[Dataset items]

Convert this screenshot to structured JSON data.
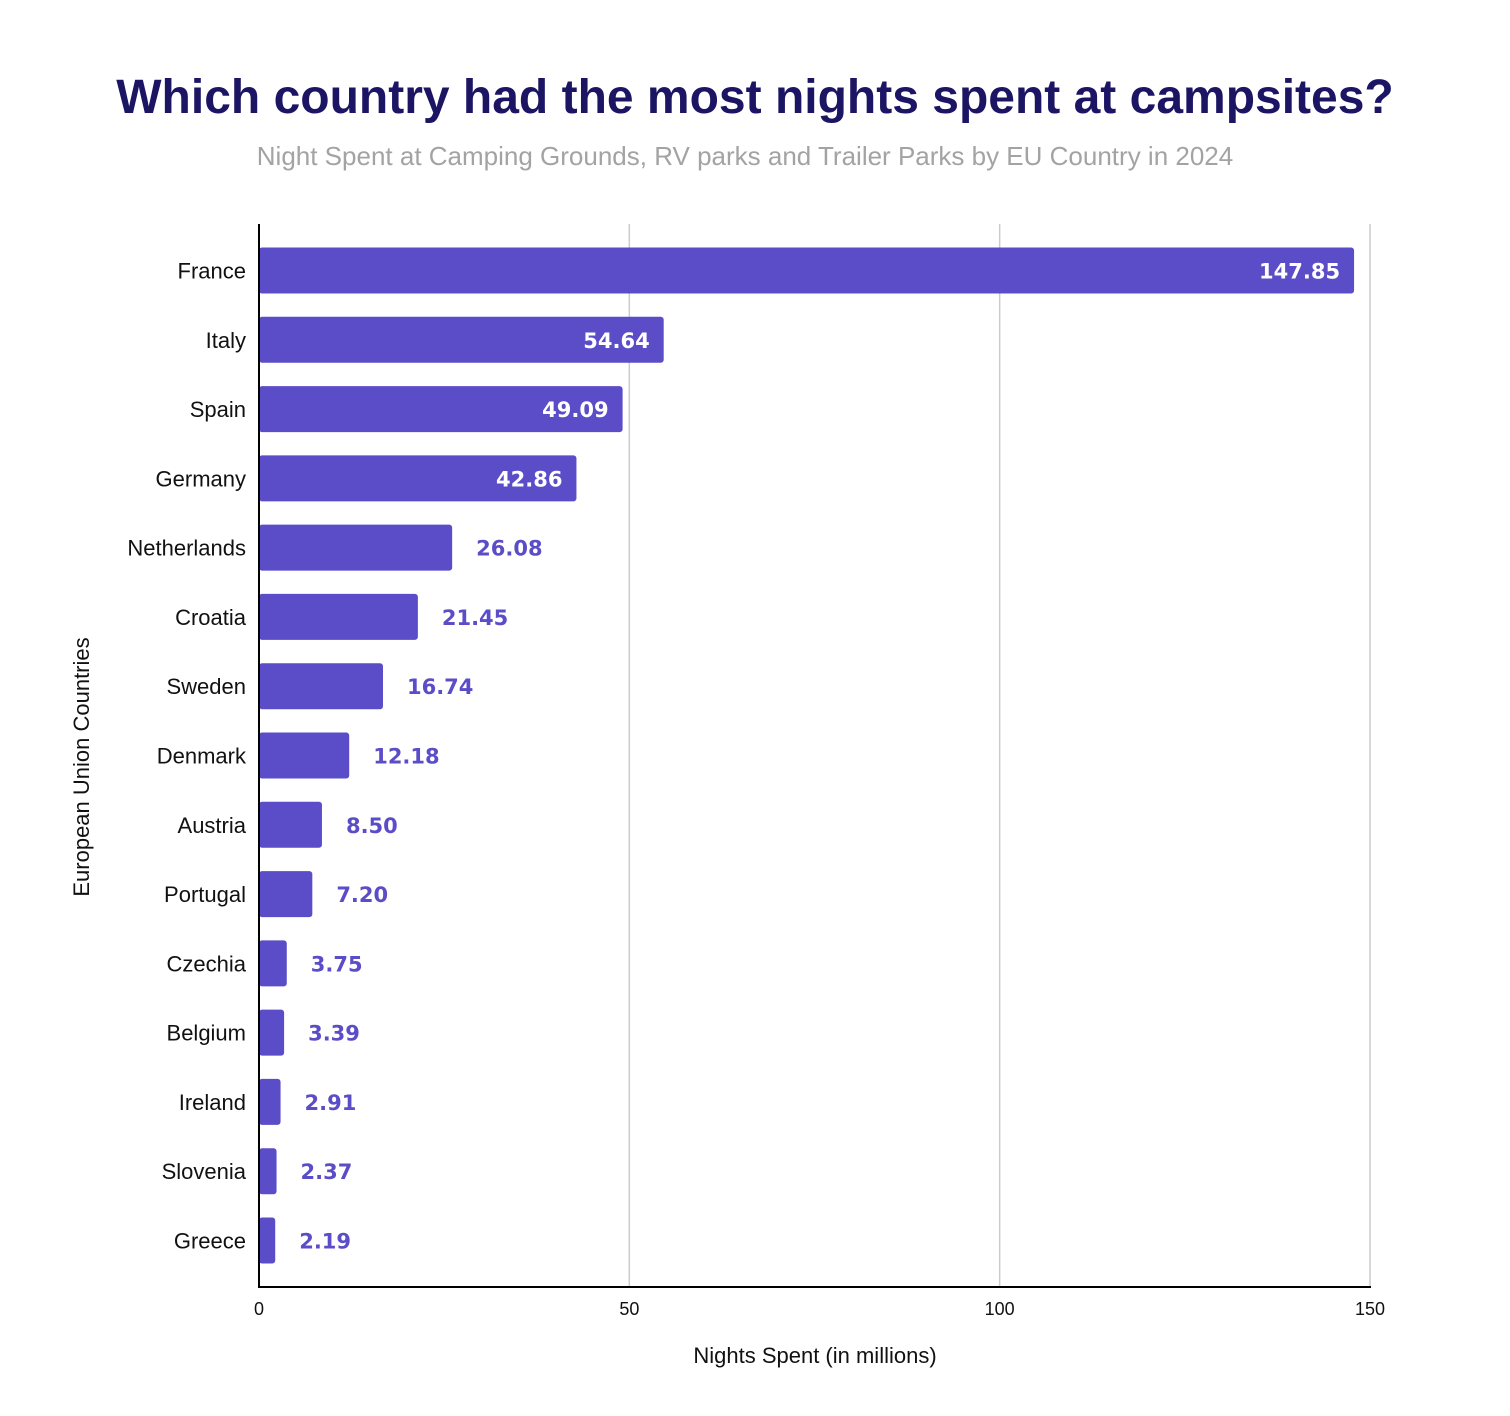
{
  "chart_data": {
    "type": "bar",
    "orientation": "horizontal",
    "title": "Which country had the most nights spent at campsites?",
    "subtitle": "Night Spent at Camping Grounds, RV parks and Trailer Parks by EU Country in 2024",
    "xlabel": "Nights Spent (in millions)",
    "ylabel": "European Union Countries",
    "xlim": [
      0,
      150
    ],
    "xticks": [
      0,
      50,
      100,
      150
    ],
    "grid": "vertical",
    "legend": "none",
    "categories": [
      "France",
      "Italy",
      "Spain",
      "Germany",
      "Netherlands",
      "Croatia",
      "Sweden",
      "Denmark",
      "Austria",
      "Portugal",
      "Czechia",
      "Belgium",
      "Ireland",
      "Slovenia",
      "Greece"
    ],
    "values": [
      147.85,
      54.64,
      49.09,
      42.86,
      26.08,
      21.45,
      16.74,
      12.18,
      8.5,
      7.2,
      3.75,
      3.39,
      2.91,
      2.37,
      2.19
    ],
    "value_labels": [
      "147.85",
      "54.64",
      "49.09",
      "42.86",
      "26.08",
      "21.45",
      "16.74",
      "12.18",
      "8.50",
      "7.20",
      "3.75",
      "3.39",
      "2.91",
      "2.37",
      "2.19"
    ],
    "colors": {
      "bar": "#5b4cc8",
      "value_label": "#5b4cc8",
      "value_label_inside": "#ffffff",
      "title": "#1b1564",
      "subtitle": "#a3a3a3",
      "grid": "#cccccc",
      "axis": "#000000"
    }
  }
}
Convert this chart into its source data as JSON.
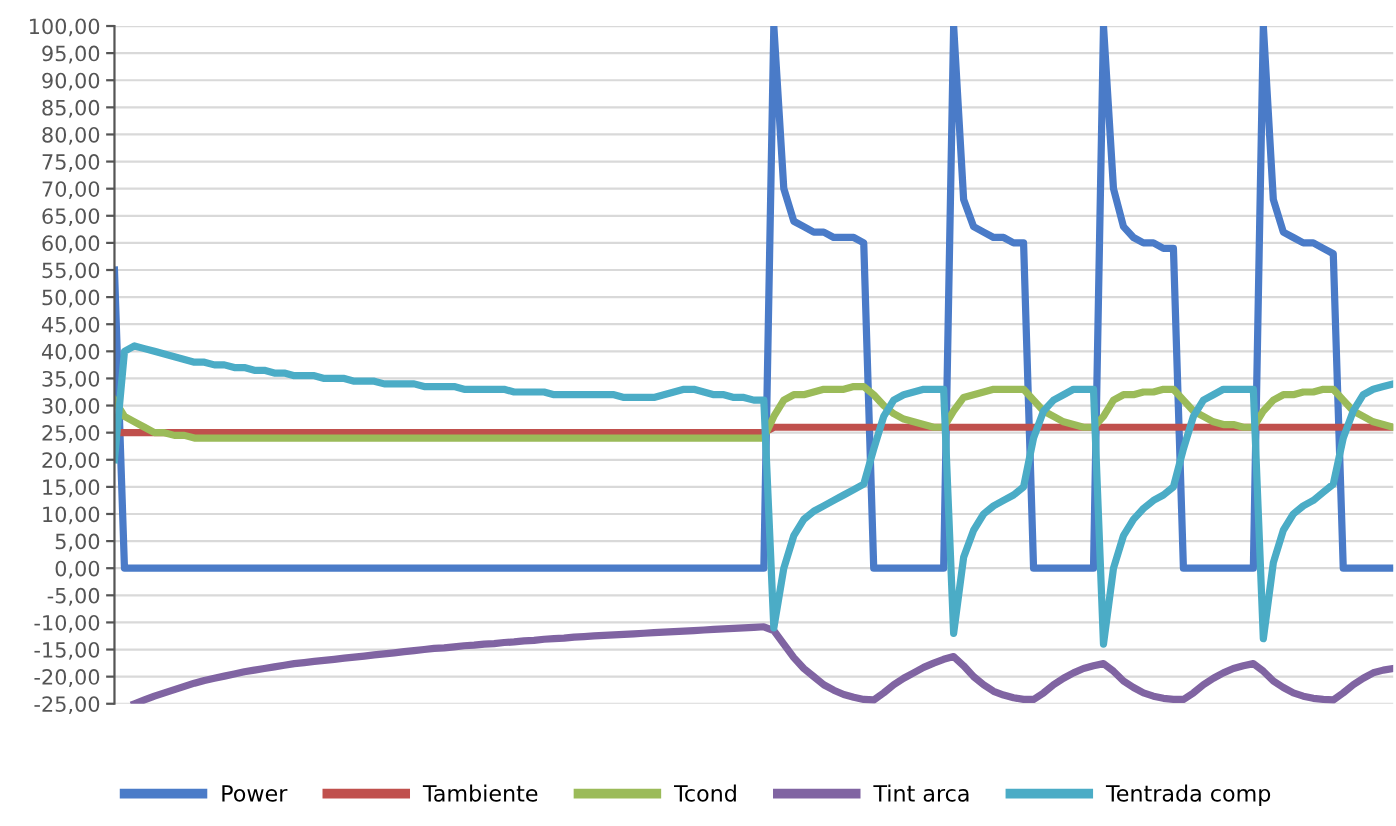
{
  "chart_data": {
    "type": "line",
    "categories": [
      null,
      null,
      null,
      null,
      null,
      null,
      null,
      null,
      null,
      null,
      null,
      null,
      null,
      null,
      null,
      null,
      null,
      null,
      null,
      null,
      null,
      null,
      null,
      null,
      null,
      null,
      null,
      null,
      null,
      null,
      null,
      null,
      null,
      null,
      null,
      null,
      null,
      null,
      null,
      null,
      null,
      null,
      null,
      null,
      null,
      null,
      null,
      null,
      null,
      null,
      null,
      null,
      null,
      null,
      null,
      null,
      null,
      null,
      null,
      null,
      null,
      null,
      null,
      null,
      null,
      null,
      null,
      null,
      null,
      null,
      null,
      null,
      null,
      null,
      null,
      null,
      null,
      null,
      null,
      null,
      null,
      null,
      null,
      null,
      null,
      null,
      null,
      null,
      null,
      null,
      null,
      null,
      null,
      null,
      null,
      null,
      null,
      null,
      null,
      null,
      null,
      null,
      null,
      null,
      null,
      null,
      null,
      null,
      null,
      null,
      null,
      null,
      null,
      null,
      null,
      null,
      null,
      null,
      null,
      null,
      null,
      null,
      null,
      null,
      null,
      null,
      null,
      null,
      null
    ],
    "series": [
      {
        "name": "Power",
        "color": "#4a7bc8",
        "values": [
          55,
          0,
          0,
          0,
          0,
          0,
          0,
          0,
          0,
          0,
          0,
          0,
          0,
          0,
          0,
          0,
          0,
          0,
          0,
          0,
          0,
          0,
          0,
          0,
          0,
          0,
          0,
          0,
          0,
          0,
          0,
          0,
          0,
          0,
          0,
          0,
          0,
          0,
          0,
          0,
          0,
          0,
          0,
          0,
          0,
          0,
          0,
          0,
          0,
          0,
          0,
          0,
          0,
          0,
          0,
          0,
          0,
          0,
          0,
          0,
          0,
          0,
          0,
          0,
          0,
          0,
          100,
          70,
          64,
          63,
          62,
          62,
          61,
          61,
          61,
          60,
          0,
          0,
          0,
          0,
          0,
          0,
          0,
          0,
          100,
          68,
          63,
          62,
          61,
          61,
          60,
          60,
          0,
          0,
          0,
          0,
          0,
          0,
          0,
          100,
          70,
          63,
          61,
          60,
          60,
          59,
          59,
          0,
          0,
          0,
          0,
          0,
          0,
          0,
          0,
          100,
          68,
          62,
          61,
          60,
          60,
          59,
          58,
          0,
          0,
          0,
          0,
          0,
          0
        ]
      },
      {
        "name": "Tambiente",
        "color": "#c0504d",
        "values": [
          25,
          25,
          25,
          25,
          25,
          25,
          25,
          25,
          25,
          25,
          25,
          25,
          25,
          25,
          25,
          25,
          25,
          25,
          25,
          25,
          25,
          25,
          25,
          25,
          25,
          25,
          25,
          25,
          25,
          25,
          25,
          25,
          25,
          25,
          25,
          25,
          25,
          25,
          25,
          25,
          25,
          25,
          25,
          25,
          25,
          25,
          25,
          25,
          25,
          25,
          25,
          25,
          25,
          25,
          25,
          25,
          25,
          25,
          25,
          25,
          25,
          25,
          25,
          25,
          25,
          25,
          26,
          26,
          26,
          26,
          26,
          26,
          26,
          26,
          26,
          26,
          26,
          26,
          26,
          26,
          26,
          26,
          26,
          26,
          26,
          26,
          26,
          26,
          26,
          26,
          26,
          26,
          26,
          26,
          26,
          26,
          26,
          26,
          26,
          26,
          26,
          26,
          26,
          26,
          26,
          26,
          26,
          26,
          26,
          26,
          26,
          26,
          26,
          26,
          26,
          26,
          26,
          26,
          26,
          26,
          26,
          26,
          26,
          26,
          26,
          26,
          26,
          26,
          26
        ]
      },
      {
        "name": "Tcond",
        "color": "#9bbb59",
        "values": [
          31,
          28,
          27,
          26,
          25,
          25,
          24.5,
          24.5,
          24,
          24,
          24,
          24,
          24,
          24,
          24,
          24,
          24,
          24,
          24,
          24,
          24,
          24,
          24,
          24,
          24,
          24,
          24,
          24,
          24,
          24,
          24,
          24,
          24,
          24,
          24,
          24,
          24,
          24,
          24,
          24,
          24,
          24,
          24,
          24,
          24,
          24,
          24,
          24,
          24,
          24,
          24,
          24,
          24,
          24,
          24,
          24,
          24,
          24,
          24,
          24,
          24,
          24,
          24,
          24,
          24,
          24,
          28,
          31,
          32,
          32,
          32.5,
          33,
          33,
          33,
          33.5,
          33.5,
          32,
          30,
          28.5,
          27.5,
          27,
          26.5,
          26,
          26,
          29,
          31.5,
          32,
          32.5,
          33,
          33,
          33,
          33,
          31,
          29,
          28,
          27,
          26.5,
          26,
          26,
          28,
          31,
          32,
          32,
          32.5,
          32.5,
          33,
          33,
          31,
          29,
          28,
          27,
          26.5,
          26.5,
          26,
          26,
          29,
          31,
          32,
          32,
          32.5,
          32.5,
          33,
          33,
          31,
          29,
          28,
          27,
          26.5,
          26
        ]
      },
      {
        "name": "Tint arca",
        "color": "#8064a2",
        "values": [
          null,
          null,
          -25,
          -24.3,
          -23.6,
          -23,
          -22.4,
          -21.8,
          -21.2,
          -20.7,
          -20.3,
          -19.9,
          -19.5,
          -19.1,
          -18.8,
          -18.5,
          -18.2,
          -17.9,
          -17.6,
          -17.4,
          -17.2,
          -17,
          -16.8,
          -16.6,
          -16.4,
          -16.2,
          -16,
          -15.8,
          -15.6,
          -15.4,
          -15.2,
          -15,
          -14.8,
          -14.7,
          -14.5,
          -14.3,
          -14.2,
          -14,
          -13.9,
          -13.7,
          -13.6,
          -13.4,
          -13.3,
          -13.1,
          -13,
          -12.9,
          -12.7,
          -12.6,
          -12.5,
          -12.4,
          -12.3,
          -12.2,
          -12.1,
          -12,
          -11.9,
          -11.8,
          -11.7,
          -11.6,
          -11.5,
          -11.4,
          -11.3,
          -11.2,
          -11.1,
          -11,
          -10.9,
          -10.8,
          -11.5,
          -14,
          -16.5,
          -18.5,
          -20,
          -21.5,
          -22.5,
          -23.3,
          -23.8,
          -24.2,
          -24.3,
          -23,
          -21.5,
          -20.3,
          -19.3,
          -18.3,
          -17.5,
          -16.8,
          -16.3,
          -18,
          -20,
          -21.5,
          -22.7,
          -23.4,
          -23.9,
          -24.2,
          -24.2,
          -23,
          -21.5,
          -20.3,
          -19.3,
          -18.5,
          -18,
          -17.6,
          -19,
          -20.8,
          -22,
          -23,
          -23.6,
          -24,
          -24.2,
          -24.2,
          -23,
          -21.5,
          -20.3,
          -19.3,
          -18.5,
          -18,
          -17.6,
          -19,
          -20.8,
          -22,
          -23,
          -23.6,
          -24,
          -24.2,
          -24.3,
          -23,
          -21.5,
          -20.3,
          -19.3,
          -18.8,
          -18.5
        ]
      },
      {
        "name": "Tentrada comp",
        "color": "#4bacc6",
        "values": [
          20,
          40,
          41,
          40.5,
          40,
          39.5,
          39,
          38.5,
          38,
          38,
          37.5,
          37.5,
          37,
          37,
          36.5,
          36.5,
          36,
          36,
          35.5,
          35.5,
          35.5,
          35,
          35,
          35,
          34.5,
          34.5,
          34.5,
          34,
          34,
          34,
          34,
          33.5,
          33.5,
          33.5,
          33.5,
          33,
          33,
          33,
          33,
          33,
          32.5,
          32.5,
          32.5,
          32.5,
          32,
          32,
          32,
          32,
          32,
          32,
          32,
          31.5,
          31.5,
          31.5,
          31.5,
          32,
          32.5,
          33,
          33,
          32.5,
          32,
          32,
          31.5,
          31.5,
          31,
          31,
          -11,
          0,
          6,
          9,
          10.5,
          11.5,
          12.5,
          13.5,
          14.5,
          15.5,
          22,
          28,
          31,
          32,
          32.5,
          33,
          33,
          33,
          -12,
          2,
          7,
          10,
          11.5,
          12.5,
          13.5,
          15,
          24,
          29,
          31,
          32,
          33,
          33,
          33,
          -14,
          0,
          6,
          9,
          11,
          12.5,
          13.5,
          15,
          22,
          28,
          31,
          32,
          33,
          33,
          33,
          33,
          -13,
          1,
          7,
          10,
          11.5,
          12.5,
          14,
          15.5,
          24,
          29,
          32,
          33,
          33.5,
          34
        ]
      }
    ],
    "ylim": [
      -25,
      100
    ],
    "yticks": [
      {
        "value": 100,
        "label": "100,00"
      },
      {
        "value": 95,
        "label": "95,00"
      },
      {
        "value": 90,
        "label": "90,00"
      },
      {
        "value": 85,
        "label": "85,00"
      },
      {
        "value": 80,
        "label": "80,00"
      },
      {
        "value": 75,
        "label": "75,00"
      },
      {
        "value": 70,
        "label": "70,00"
      },
      {
        "value": 65,
        "label": "65,00"
      },
      {
        "value": 60,
        "label": "60,00"
      },
      {
        "value": 55,
        "label": "55,00"
      },
      {
        "value": 50,
        "label": "50,00"
      },
      {
        "value": 45,
        "label": "45,00"
      },
      {
        "value": 40,
        "label": "40,00"
      },
      {
        "value": 35,
        "label": "35,00"
      },
      {
        "value": 30,
        "label": "30,00"
      },
      {
        "value": 25,
        "label": "25,00"
      },
      {
        "value": 20,
        "label": "20,00"
      },
      {
        "value": 15,
        "label": "15,00"
      },
      {
        "value": 10,
        "label": "10,00"
      },
      {
        "value": 5,
        "label": "5,00"
      },
      {
        "value": 0,
        "label": "0,00"
      },
      {
        "value": -5,
        "label": "-5,00"
      },
      {
        "value": -10,
        "label": "-10,00"
      },
      {
        "value": -15,
        "label": "-15,00"
      },
      {
        "value": -20,
        "label": "-20,00"
      },
      {
        "value": -25,
        "label": "-25,00"
      }
    ],
    "grid": "y",
    "legend": "bottom",
    "tick_labels": "y",
    "marker": "none",
    "line_style": "solid"
  }
}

### INSTRUCTIONS TO FOLLOW:
Lines that include the word "this" are to be extracted from the data above.

### ANSWER:
Convert this screenshot to structured JSON data.
Convert this chart into its source data as JSON.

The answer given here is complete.